Description du projet

Tirer les enseignements du passé: de nouveaux modèles d’utilisation des sols et de changement climatique intégrant les actions humaines passées

L’histoire a beaucoup à nous apprendre. Un examen de plus de 10 000 ans d’utilisation humaine des sols et de transitions socioculturelles nous permet d’observer d’importants changements majeurs passés dans l’utilisation des ressources et les régimes d’énergie et nous offrir un précieux aperçu de notre transition actuelle vers une société à faibles émissions de carbone. Avec le soutien du programme Actions Marie Skłodowska-Curie, le projet TerraNova établira un réseau de formation innovant pour développer une nouvelle génération de modèles de paysages et de changement climatique intégrant les effets des actions humaines passées. Cette approche favorisera l’élaboration de scénarios nouveaux et améliorés pour une meilleure gestion des terres et un retour de la vie sauvage, soutenant les objectifs pour une Europe neutre en carbone.

Objectif

Terra Nova: The New Learning Initiative between Humanities and Science: Mapping Past Environments and Energy Regimes, Rethinking Human Environment Interaction and Designing Land Management Tools for Policy. This project aims at improving our diachronic long term understanding of landscape histories and land use strategies in Europe in the Holocene and Anthropocene. Previously identified socio-cultural transitions and the effects of natural forcings will be critically assessed in a new intellectual interdisciplinary arena created by the Terra Nova project. Regional and continental syntheses will be used to anchor a new generation of landscape and climate change models which include the effects of past human actions and generate scenarios for landscape management and rewilding.
##############################
- _CONSIGNE 1_:
Dans le texte sur le projet TerraNova, relevez les trois actions que le titre anglais de l'initiative énumère après les mots « between Humanities and Science: ».
- _CONSIGNE 2_:
Reprenez le texte sur le projet TerraNova après sa dernière phrase et poursuivez-le en anglais, la langue de son dernier paragraphe.

Liste des données
##############################
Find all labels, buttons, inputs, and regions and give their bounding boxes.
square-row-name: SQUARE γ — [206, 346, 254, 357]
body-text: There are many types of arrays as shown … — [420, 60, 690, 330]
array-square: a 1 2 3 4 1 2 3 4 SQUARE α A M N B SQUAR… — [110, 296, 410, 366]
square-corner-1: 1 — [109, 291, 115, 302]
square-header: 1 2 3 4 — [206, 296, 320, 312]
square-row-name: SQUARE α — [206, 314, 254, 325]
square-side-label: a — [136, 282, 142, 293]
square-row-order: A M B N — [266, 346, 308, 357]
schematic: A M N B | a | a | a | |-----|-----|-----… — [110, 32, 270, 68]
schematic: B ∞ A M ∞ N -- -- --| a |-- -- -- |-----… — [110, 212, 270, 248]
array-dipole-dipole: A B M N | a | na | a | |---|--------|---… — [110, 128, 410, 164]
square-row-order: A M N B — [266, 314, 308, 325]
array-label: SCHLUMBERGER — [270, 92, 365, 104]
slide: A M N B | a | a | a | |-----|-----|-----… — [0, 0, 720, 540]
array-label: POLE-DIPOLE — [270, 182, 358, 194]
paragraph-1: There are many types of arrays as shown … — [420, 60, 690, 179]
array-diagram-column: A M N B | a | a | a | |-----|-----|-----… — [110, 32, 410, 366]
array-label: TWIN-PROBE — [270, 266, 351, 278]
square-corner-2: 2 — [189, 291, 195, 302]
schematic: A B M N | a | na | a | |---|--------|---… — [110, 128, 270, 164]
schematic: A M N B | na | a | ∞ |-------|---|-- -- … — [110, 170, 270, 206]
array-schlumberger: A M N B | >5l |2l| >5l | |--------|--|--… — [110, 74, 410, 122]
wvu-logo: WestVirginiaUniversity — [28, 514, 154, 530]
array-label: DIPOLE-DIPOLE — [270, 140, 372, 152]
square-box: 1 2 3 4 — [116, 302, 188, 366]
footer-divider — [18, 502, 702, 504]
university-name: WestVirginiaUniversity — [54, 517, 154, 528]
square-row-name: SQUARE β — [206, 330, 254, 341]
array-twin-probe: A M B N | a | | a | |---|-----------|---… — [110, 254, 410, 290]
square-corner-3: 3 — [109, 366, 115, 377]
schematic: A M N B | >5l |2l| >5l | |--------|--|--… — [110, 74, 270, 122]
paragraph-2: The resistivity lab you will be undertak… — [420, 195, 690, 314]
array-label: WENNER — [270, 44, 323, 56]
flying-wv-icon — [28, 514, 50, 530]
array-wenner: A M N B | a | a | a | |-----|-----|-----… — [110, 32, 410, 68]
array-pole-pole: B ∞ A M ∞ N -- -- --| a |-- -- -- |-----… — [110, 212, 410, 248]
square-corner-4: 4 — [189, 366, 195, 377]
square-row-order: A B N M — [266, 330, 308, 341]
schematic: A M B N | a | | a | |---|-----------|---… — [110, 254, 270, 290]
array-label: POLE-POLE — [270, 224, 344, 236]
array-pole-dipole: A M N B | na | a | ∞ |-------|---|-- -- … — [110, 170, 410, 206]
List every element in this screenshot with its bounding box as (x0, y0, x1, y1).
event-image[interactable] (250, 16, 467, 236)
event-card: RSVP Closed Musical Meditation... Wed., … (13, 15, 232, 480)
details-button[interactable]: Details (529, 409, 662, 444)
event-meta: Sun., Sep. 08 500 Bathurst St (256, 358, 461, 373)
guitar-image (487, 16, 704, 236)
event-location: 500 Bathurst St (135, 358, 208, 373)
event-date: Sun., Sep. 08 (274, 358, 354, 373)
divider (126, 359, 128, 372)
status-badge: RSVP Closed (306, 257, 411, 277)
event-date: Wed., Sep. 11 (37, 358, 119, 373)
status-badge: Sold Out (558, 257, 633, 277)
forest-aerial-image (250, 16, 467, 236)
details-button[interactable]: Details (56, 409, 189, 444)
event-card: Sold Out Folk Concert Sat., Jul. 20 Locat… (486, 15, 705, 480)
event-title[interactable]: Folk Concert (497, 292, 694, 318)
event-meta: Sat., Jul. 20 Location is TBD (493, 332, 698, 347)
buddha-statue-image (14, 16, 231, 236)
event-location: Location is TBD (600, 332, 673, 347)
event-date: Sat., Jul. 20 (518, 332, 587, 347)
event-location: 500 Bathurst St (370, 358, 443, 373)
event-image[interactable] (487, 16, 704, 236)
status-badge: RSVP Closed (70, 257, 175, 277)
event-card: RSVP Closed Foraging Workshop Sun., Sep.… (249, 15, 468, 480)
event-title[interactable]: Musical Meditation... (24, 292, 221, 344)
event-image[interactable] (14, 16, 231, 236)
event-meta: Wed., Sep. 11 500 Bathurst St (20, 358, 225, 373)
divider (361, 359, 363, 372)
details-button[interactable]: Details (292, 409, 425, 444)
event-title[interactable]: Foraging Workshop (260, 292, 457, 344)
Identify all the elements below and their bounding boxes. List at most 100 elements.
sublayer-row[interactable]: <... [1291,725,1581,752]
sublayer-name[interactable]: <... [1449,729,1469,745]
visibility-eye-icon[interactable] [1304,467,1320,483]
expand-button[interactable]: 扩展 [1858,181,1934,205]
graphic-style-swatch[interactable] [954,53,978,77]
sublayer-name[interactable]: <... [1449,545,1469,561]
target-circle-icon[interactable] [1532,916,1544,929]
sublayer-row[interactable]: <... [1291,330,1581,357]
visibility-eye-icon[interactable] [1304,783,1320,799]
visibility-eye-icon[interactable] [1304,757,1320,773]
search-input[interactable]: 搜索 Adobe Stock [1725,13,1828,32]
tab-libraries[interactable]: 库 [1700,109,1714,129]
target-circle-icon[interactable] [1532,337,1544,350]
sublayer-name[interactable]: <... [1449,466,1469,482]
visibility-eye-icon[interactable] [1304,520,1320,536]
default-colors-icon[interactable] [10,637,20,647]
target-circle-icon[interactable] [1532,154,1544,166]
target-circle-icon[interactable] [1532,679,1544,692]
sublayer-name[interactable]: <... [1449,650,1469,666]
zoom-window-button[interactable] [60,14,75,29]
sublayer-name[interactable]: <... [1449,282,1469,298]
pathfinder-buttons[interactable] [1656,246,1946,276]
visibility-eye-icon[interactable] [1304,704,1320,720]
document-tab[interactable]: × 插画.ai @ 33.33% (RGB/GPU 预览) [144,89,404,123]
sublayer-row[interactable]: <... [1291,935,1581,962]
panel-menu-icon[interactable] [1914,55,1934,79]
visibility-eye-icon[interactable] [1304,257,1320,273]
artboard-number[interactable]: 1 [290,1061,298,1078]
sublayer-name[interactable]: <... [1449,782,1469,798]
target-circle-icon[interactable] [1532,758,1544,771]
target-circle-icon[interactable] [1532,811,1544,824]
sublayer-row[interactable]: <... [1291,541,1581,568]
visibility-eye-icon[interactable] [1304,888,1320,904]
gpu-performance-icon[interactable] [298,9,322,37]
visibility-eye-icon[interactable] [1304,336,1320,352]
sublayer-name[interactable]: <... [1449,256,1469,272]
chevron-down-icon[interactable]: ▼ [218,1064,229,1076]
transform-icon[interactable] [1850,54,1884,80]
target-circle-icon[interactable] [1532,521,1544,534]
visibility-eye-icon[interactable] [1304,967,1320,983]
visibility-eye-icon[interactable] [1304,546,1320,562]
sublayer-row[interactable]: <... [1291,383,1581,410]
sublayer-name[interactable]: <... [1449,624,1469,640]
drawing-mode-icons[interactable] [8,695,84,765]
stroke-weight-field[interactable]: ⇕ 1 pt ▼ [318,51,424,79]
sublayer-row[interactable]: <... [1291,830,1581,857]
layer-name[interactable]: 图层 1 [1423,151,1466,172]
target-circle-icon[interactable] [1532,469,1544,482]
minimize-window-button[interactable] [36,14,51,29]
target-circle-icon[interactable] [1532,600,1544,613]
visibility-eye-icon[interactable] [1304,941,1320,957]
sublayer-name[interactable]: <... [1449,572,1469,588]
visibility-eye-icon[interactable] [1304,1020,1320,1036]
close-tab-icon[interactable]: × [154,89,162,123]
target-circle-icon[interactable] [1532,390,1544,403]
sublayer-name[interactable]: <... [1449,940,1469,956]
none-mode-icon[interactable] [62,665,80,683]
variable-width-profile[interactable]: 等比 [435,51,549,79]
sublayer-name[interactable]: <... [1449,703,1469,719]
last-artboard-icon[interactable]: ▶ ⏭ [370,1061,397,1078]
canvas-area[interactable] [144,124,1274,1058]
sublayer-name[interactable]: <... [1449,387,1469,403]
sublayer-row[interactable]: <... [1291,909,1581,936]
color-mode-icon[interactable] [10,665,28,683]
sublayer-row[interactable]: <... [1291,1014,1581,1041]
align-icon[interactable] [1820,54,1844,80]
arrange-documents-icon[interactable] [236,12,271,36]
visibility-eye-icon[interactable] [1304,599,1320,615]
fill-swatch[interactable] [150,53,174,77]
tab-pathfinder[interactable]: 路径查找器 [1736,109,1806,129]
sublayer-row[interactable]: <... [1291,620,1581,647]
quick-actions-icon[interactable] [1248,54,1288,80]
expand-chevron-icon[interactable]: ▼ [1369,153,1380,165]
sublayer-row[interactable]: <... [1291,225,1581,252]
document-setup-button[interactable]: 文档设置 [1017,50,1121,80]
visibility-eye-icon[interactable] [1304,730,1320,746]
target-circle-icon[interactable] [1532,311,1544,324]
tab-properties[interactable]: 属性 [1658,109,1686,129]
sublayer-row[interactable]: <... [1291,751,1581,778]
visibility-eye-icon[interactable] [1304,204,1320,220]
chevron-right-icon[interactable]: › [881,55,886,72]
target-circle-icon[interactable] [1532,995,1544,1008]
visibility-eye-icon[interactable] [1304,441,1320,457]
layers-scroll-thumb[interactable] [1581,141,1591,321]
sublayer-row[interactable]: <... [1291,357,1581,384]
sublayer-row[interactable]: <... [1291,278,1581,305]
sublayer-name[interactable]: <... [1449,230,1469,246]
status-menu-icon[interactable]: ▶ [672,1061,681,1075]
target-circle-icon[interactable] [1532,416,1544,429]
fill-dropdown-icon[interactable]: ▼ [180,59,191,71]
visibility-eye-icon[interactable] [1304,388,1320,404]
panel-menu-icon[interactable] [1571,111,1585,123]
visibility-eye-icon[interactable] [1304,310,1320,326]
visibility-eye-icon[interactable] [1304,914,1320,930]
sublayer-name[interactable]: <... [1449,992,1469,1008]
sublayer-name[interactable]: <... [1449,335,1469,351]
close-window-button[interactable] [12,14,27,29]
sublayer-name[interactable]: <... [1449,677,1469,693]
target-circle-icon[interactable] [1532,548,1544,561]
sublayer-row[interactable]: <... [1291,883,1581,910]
##############################
- _RÉPONSE ATTENDUE 1_:
- Mapping Past Environments and Energy Regimes
- Rethinking Human Environment Interaction
- Designing Land Management Tools for Policy

- _RÉPONSE ATTENDUE 2_:
Ultimately this project will contribute to identifying major previous shifts in resource use and energy regimes and provide options for the future transition to a low carbon society.
Can we identify a balance between natural and cultural landscapes changing over space and time? Can we establish a natural reference for ‘European landscapes’ to evaluate current and future measures of landscape planning, ecosystem restoration and rewilding? Or are both systems so intertwined that the separation of the human from the natural is complex and scale and time dependant? Some researchers mark the industrial revolution as the start of the Anthropocene, others argue that long ago humans in Europe had a larger influence than natural processes upon the landscape. Notwithstanding these differences, there is consensus that the intensity of management and impacts of land management on natural systems today is unprecedented. This leads on to consideration of themes of sustainability and societal impact upon landscapes in the 21st century. From this perspective knowledge of past energy regimes and landscape interactions are essential components in understanding the present transition to a low carbon society.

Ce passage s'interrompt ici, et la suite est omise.